Region annotation records
========================================

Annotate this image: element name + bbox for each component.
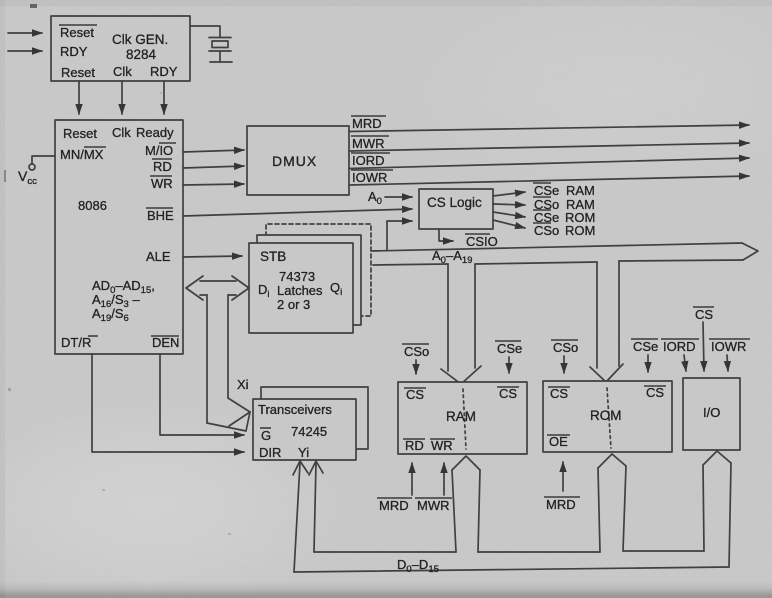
wire input arrow RDY <box>8 50 42 52</box>
svg-text:MRD: MRD <box>352 116 382 131</box>
address bus A0-A19 top line <box>372 243 742 251</box>
svg-text:DMUX: DMUX <box>272 153 317 169</box>
wire MRD out <box>349 125 749 132</box>
svg-text:Clk: Clk <box>113 64 132 79</box>
CS Logic box <box>419 189 493 229</box>
svg-text:RDY: RDY <box>60 44 88 59</box>
wire IOWR arrow into I/O <box>727 355 728 371</box>
wire RD to DMUX <box>183 166 244 168</box>
wire ALE to STB <box>183 256 242 257</box>
svg-text:OE: OE <box>549 434 568 449</box>
svg-text:CSIO: CSIO <box>466 234 498 249</box>
transceivers back box <box>261 387 368 449</box>
svg-text:RAM: RAM <box>446 409 476 424</box>
address bus bottom segments <box>373 264 448 265</box>
svg-text:MWR: MWR <box>352 136 385 151</box>
svg-text:Reset: Reset <box>60 25 94 40</box>
svg-text:Transceivers: Transceivers <box>258 402 332 417</box>
wire MWR out <box>349 143 749 151</box>
data bus arrows into transceiver Yi <box>293 461 323 572</box>
wire input arrow RESET <box>8 32 42 34</box>
8086 labels <box>18 125 179 350</box>
svg-text:Clk GEN.: Clk GEN. <box>112 32 168 47</box>
svg-text:Reset: Reset <box>63 126 97 141</box>
wire A0 to CS Logic <box>385 196 412 198</box>
svg-text:IOWR: IOWR <box>352 170 387 185</box>
CPU 8086 box <box>55 120 183 354</box>
wire M/IO to DMUX <box>183 150 244 152</box>
svg-text:MRD: MRD <box>379 498 409 513</box>
wire Reset drop to 8086 <box>78 81 80 114</box>
svg-text:Yi: Yi <box>298 445 309 460</box>
wire CSo RAM out <box>493 204 525 205</box>
wire CSIO out <box>439 229 453 241</box>
DMUX box <box>247 126 349 195</box>
Clk GEN 8284 box <box>51 16 190 81</box>
wire CSo arrow into RAM <box>415 360 417 374</box>
svg-text:ROM: ROM <box>590 408 622 423</box>
wire CSe ROM out <box>493 212 525 217</box>
svg-text:G: G <box>261 428 271 443</box>
bus branch into ROM <box>590 261 623 382</box>
address bus open arrowhead <box>742 243 758 260</box>
data bus inner line <box>314 551 456 553</box>
I/O labels <box>631 307 750 420</box>
svg-text:DIR: DIR <box>259 445 281 460</box>
AD bus double arrow <box>186 276 249 300</box>
ROM labels <box>544 340 666 512</box>
MRD MWR IORD IOWR labels <box>351 116 393 185</box>
wire IOWR out <box>349 176 749 185</box>
svg-text:CS: CS <box>646 385 664 400</box>
RAM labels <box>377 341 522 513</box>
wire MRD arrow into RAM RD <box>411 463 413 495</box>
svg-text:STB: STB <box>260 249 286 264</box>
wire CSo arrow into ROM <box>563 356 565 373</box>
svg-text:Xi: Xi <box>237 377 249 392</box>
svg-text:CS: CS <box>406 387 424 402</box>
wire CSe arrow into ROM <box>647 355 649 372</box>
wire CSe arrow into RAM <box>508 357 510 373</box>
svg-text:CS Logic: CS Logic <box>427 195 482 210</box>
RAM box <box>398 382 527 454</box>
svg-text:CS: CS <box>550 386 568 401</box>
svg-text:Reset: Reset <box>61 65 95 80</box>
latches middle box <box>257 235 361 325</box>
svg-text:WR: WR <box>431 438 453 453</box>
svg-text:RAM: RAM <box>566 183 595 198</box>
wire CSo ROM out <box>493 220 525 228</box>
latches 74373 box <box>249 243 353 333</box>
wire Clk drop to 8086 <box>121 81 123 114</box>
svg-text:RD: RD <box>405 438 424 453</box>
svg-text:MN/MX: MN/MX <box>60 147 104 162</box>
svg-text:CS: CS <box>499 386 517 401</box>
svg-text:CSo: CSo <box>404 344 429 359</box>
svg-text:IORD: IORD <box>663 339 696 354</box>
svg-text:RD: RD <box>153 159 172 174</box>
svg-text:DT/R: DT/R <box>61 335 91 350</box>
I/O box <box>683 378 740 450</box>
svg-text:74245: 74245 <box>291 424 327 439</box>
AD bus down to transceivers <box>207 295 250 431</box>
latches dashed back box <box>266 224 371 316</box>
svg-text:8284: 8284 <box>126 47 157 62</box>
svg-text:Clk: Clk <box>112 125 131 140</box>
crystal Y1 <box>209 38 232 63</box>
svg-text:74373: 74373 <box>279 269 315 284</box>
wire WR to DMUX <box>183 184 244 185</box>
svg-text:IORD: IORD <box>352 153 385 168</box>
svg-text:CSo: CSo <box>534 223 559 238</box>
svg-text:IOWR: IOWR <box>711 339 746 354</box>
data bus outer line D0-D15 <box>294 567 729 572</box>
svg-text:DEN: DEN <box>152 335 179 350</box>
wire IORD out <box>349 158 749 169</box>
wire CS arrow into I/O <box>703 322 704 371</box>
crystal X1 wire <box>190 26 220 37</box>
svg-text:RDY: RDY <box>150 64 178 79</box>
svg-text:Ready: Ready <box>136 125 174 140</box>
svg-text:ALE: ALE <box>146 249 171 264</box>
svg-text:WR: WR <box>151 176 173 191</box>
ROM bank divider dashed <box>607 388 611 448</box>
svg-text:BHE: BHE <box>147 208 174 223</box>
data bus chevron into ROM <box>598 454 626 552</box>
ROM box <box>543 381 672 452</box>
wire MWR arrow into RAM WR <box>443 463 445 495</box>
latches labels <box>258 249 342 312</box>
svg-text:ROM: ROM <box>565 223 595 238</box>
svg-text:CSe: CSe <box>534 183 559 198</box>
data bus chevron into RAM <box>452 456 480 552</box>
wire IORD arrow into I/O <box>684 355 686 371</box>
svg-text:2 or 3: 2 or 3 <box>277 297 310 312</box>
svg-text:CSo: CSo <box>553 340 578 355</box>
svg-text:CSe: CSe <box>633 339 658 354</box>
scan artifacts <box>4 4 231 535</box>
transceiver labels <box>258 402 332 460</box>
svg-text:I/O: I/O <box>703 405 720 420</box>
RAM bank divider dashed <box>463 389 466 449</box>
svg-text:M/IO: M/IO <box>145 143 173 158</box>
wire CSe RAM out <box>493 192 525 196</box>
wire address tap to CS Logic <box>387 221 412 250</box>
Vcc node <box>29 156 55 170</box>
svg-text:8086: 8086 <box>78 198 107 213</box>
Clk GEN labels <box>59 25 178 80</box>
wire DEN to G <box>160 354 244 435</box>
svg-text:CSe: CSe <box>497 341 522 356</box>
wire DT/R to DIR <box>92 354 244 452</box>
svg-text:MWR: MWR <box>417 498 450 513</box>
svg-text:CS: CS <box>695 307 713 322</box>
svg-text:Latches: Latches <box>277 283 323 298</box>
CS outputs labels <box>533 183 595 238</box>
transceivers 74245 box <box>253 399 356 460</box>
wire BHE to CS Logic <box>183 209 412 216</box>
wire RDY drop to 8086 <box>163 81 165 114</box>
data bus chevron into I/O <box>703 451 731 567</box>
wire MRD arrow into ROM OE <box>562 462 564 491</box>
svg-text:MRD: MRD <box>546 497 576 512</box>
bus branch into RAM <box>441 264 481 384</box>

========================================

Return the lines of the records above exactly as they appear, starting with the line containing "wire input arrow RDY <box>8 50 42 52</box>" and going on through the line containing "wire RD to DMUX <box>183 166 244 168</box>".

wire input arrow RDY <box>8 50 42 52</box>
svg-text:MRD: MRD <box>352 116 382 131</box>
address bus A0-A19 top line <box>372 243 742 251</box>
svg-text:DMUX: DMUX <box>272 153 317 169</box>
wire MRD out <box>349 125 749 132</box>
svg-text:Clk: Clk <box>113 64 132 79</box>
CS Logic box <box>419 189 493 229</box>
svg-text:RDY: RDY <box>60 44 88 59</box>
wire IOWR arrow into I/O <box>727 355 728 371</box>
wire RD to DMUX <box>183 166 244 168</box>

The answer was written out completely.